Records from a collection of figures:
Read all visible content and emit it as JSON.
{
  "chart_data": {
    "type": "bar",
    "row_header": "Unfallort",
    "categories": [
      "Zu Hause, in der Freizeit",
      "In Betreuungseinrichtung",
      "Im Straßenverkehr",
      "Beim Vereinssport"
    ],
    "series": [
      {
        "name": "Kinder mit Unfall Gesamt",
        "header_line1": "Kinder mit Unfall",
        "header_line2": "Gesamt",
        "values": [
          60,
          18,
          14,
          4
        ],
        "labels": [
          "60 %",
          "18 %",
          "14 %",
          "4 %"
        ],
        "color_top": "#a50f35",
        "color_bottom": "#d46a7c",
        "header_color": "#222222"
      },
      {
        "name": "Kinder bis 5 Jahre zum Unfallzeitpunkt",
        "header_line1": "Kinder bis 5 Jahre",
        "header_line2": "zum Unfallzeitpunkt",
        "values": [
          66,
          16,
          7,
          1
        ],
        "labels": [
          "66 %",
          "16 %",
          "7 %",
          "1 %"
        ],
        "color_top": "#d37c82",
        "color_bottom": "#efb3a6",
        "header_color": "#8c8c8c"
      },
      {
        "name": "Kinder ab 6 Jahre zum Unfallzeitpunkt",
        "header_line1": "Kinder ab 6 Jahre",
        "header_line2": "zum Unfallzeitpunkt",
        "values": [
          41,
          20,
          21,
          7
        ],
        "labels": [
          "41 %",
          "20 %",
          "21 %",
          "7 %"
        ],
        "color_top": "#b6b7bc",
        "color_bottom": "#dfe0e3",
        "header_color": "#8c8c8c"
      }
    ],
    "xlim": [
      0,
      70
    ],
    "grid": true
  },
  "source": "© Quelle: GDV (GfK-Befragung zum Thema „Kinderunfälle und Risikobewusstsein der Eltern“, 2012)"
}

INSTRUCTIONS TO FOLLOW → Copy every line of the entries above in which "Jahre" occurs.

REPLY →
        "name": "Kinder bis 5 Jahre zum Unfallzeitpunkt",
        "header_line1": "Kinder bis 5 Jahre",
        "name": "Kinder ab 6 Jahre zum Unfallzeitpunkt",
        "header_line1": "Kinder ab 6 Jahre",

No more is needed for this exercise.